### EXTRACTO DE LA FUENTE:
···
Marcelo Figueras
Al fin (aunque, ¡ay!, con ligereza y demasiado brevemente) se le dedicó al Diablo algo de atención. El pobre anda de capa (¿de cola?) caída en estos tiempos. Llegada la fecha tan temida –escribo esto en el sexto día del sexto mes del sexto año de este nuevo siglo- todo con lo que contamos para recordarlo fue una película de Hollywood –y una remake, para peor: ¡ni siquiera le otorgaron la gracia de una idea original!
Satán supo ser mucho más de lo que es hoy. En el Antiguo Testamento fue el Angel Caído, lo que es igual a decir el Angel del Disenso: tan sagaz y tan artero (un antecesor del Ulises que el resentido Dante condenaría a los Círculos del Infierno), que podía embarcar a Dios en una apuesta por el alma de Job y aun cuando pareciese que había perdido, ganar; puesto que para ganar Dios se mostraba cruel, injusto y a fin de cuentas indigno de su eminencia. En el Nuevo Testamento fue una piara de cerdos, pero también el Tentador. En Paradise Lost fue uno de los más grandes personajes de la literatura universal: darkness visible, la oscuridad visible a la que Milton dotó de la elocuencia de un Yago, o de un Macbeth. (El diablo se lo debe todo a Milton, dijo Shelley con perspicacia.) Y que en su esplendor, contrasta con la opaca figura del Cristo del mismo poema; Paradise Lost es el poema que Satán se merecía.
···
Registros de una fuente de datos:
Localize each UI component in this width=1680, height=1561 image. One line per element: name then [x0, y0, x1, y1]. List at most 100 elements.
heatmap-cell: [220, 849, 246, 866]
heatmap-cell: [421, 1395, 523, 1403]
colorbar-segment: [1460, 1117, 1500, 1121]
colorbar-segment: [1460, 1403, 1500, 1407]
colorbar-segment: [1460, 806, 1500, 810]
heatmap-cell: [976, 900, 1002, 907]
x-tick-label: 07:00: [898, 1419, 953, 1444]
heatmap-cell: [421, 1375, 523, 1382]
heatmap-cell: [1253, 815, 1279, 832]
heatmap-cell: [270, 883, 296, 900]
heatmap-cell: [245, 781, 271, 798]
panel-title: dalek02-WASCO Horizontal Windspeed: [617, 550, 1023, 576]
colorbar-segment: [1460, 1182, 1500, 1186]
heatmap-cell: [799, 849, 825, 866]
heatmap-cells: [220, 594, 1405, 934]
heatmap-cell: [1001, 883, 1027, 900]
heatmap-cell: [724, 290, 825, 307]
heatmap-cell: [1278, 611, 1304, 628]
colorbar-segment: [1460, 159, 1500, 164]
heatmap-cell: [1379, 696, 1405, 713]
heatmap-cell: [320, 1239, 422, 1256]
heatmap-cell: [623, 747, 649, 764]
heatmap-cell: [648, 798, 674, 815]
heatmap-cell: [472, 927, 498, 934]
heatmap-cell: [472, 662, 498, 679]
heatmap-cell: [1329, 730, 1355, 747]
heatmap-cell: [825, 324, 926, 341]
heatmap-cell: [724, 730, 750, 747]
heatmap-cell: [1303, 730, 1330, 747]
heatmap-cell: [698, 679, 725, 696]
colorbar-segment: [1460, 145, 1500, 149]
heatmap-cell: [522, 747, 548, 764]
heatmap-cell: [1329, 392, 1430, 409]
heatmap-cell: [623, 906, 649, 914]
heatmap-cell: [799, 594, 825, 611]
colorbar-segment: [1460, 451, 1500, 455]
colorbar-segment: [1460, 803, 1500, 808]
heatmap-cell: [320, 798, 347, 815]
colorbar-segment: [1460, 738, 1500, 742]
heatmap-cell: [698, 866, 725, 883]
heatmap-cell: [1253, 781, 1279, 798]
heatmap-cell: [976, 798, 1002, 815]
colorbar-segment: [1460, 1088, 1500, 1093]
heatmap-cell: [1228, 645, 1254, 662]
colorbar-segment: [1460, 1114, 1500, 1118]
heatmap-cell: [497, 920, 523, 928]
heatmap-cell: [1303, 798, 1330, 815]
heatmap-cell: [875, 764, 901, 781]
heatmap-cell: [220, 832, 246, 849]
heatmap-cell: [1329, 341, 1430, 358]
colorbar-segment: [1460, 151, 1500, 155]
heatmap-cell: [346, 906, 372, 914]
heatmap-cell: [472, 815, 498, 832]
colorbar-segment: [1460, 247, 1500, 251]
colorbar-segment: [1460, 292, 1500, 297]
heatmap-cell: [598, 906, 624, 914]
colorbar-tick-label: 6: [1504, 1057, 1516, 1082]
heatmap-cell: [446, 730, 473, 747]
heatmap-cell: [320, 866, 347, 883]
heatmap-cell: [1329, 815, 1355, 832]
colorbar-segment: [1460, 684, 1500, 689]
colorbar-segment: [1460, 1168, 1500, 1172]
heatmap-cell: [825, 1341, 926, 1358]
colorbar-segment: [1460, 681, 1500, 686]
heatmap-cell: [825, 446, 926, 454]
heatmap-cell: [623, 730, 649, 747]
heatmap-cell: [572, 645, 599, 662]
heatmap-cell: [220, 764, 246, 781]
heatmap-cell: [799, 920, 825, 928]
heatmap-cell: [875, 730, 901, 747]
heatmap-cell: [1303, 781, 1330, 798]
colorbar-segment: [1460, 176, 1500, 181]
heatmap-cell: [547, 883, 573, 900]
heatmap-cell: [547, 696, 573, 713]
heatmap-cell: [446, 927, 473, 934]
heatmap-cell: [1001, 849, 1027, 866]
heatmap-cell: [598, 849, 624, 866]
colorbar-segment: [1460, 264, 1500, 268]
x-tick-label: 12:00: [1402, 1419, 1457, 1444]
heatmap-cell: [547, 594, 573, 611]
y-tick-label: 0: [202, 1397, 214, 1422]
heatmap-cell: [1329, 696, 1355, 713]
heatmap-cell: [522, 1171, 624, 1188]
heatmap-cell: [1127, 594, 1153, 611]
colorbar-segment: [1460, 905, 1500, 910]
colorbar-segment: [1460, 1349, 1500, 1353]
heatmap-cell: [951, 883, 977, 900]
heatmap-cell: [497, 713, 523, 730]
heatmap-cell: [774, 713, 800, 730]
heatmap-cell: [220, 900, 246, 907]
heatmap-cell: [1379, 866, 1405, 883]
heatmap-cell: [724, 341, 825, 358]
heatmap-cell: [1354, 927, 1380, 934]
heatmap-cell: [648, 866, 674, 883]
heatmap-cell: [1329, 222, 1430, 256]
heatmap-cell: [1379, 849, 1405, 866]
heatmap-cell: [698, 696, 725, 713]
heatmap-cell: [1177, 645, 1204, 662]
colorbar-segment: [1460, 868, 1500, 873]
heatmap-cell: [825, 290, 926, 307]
···
### ACTIVIDAD A:
Indica si cada afirmación coincide con el texto sobre el Diablo, respondiendo sí o no y citando textualmente las palabras que lo deciden: (i) la película mencionada era una remake; (ii) en el Nuevo Testamento Satán fue el Ángel Caído; (iii) Shelley sostuvo que el diablo se lo debe todo a Milton.
### ACTIVIDAD B:
Prosigue el texto sobre el Diablo a partir de su última oración, con el mismo tono ensayístico.

### RESPUESTA ESCRITA A:
(i) Sí: "una remake, para peor".
(ii) No: "En el Antiguo Testamento fue el Angel Caído".
(iii) Sí: "El diablo se lo debe todo a Milton, dijo Shelley con perspicacia."

### RESPUESTA ESCRITA B:
Con el tiempo llegó la banalización. Víctima de la cultura pop, que pretende representarlo todo y así convertirlo en un elemento más de su colección de figuritas, Satán se convirtió en una parodia de sí mismo. En la era de la triunfante tecnología del CD, ni siquiera nos queda el consuelo de escuchar sus mensajes en los discos de vinilo pasados en reversa. Sólo rescato al señor oscuro de Legend, la película de Ridley Scott, por su poderío físico y sexual; a la criatura de El bebé de Rosemary, que inquietaba precisamente por su desvalidez; y al demonio de El exorcista, por su gratuidad: Pazuzu no buscaba el mismo poder que buscan los ambiciosos de este mundo, sino aquel que se desprende de la corrupción de la inocencia. En este sentido, la tesis de El abogado del diablo –que Satán no puede hoy ser otra cosa que el líder de una empresa multinacional, capaz de avasallarlo todo porque tiene la capacidad de corromper a todos- tenía su gracia, pero la idea suena mejor que su concreción.
Quizás habría que decir, tratando de adivinar las condiciones del equilibrio ultraterreno, que Satán menguó porque menguó Dios. Pero la experiencia aquí en la Tierra nos enseña que cuando un poder colapsa, su rival crece: véase la preeminencia actual de los Estados Unidos, ocupando los espacios cedidos por la caída de la Unión Soviética. ¿No debería reinar Satán sin contrapeso, ahora que Dios parece haber capitulado, ahora que hasta Ratzinger se pregunta dónde estaba Dios durante Auschwitz? (Debería responderse: Dios estaba en el mismo lugar donde estaba la Iglesia jerárquica, esto es: mirando hacia otro lado, y en consecuencia desempeñando el papel de cómplice). Las promociones de la nueva versión de La profecía parecen subrayar esta victoria, al mostrar imágenes de nuestro mundo arrasado a diario por guerras mezquinas y catástrofes presuntamente naturales.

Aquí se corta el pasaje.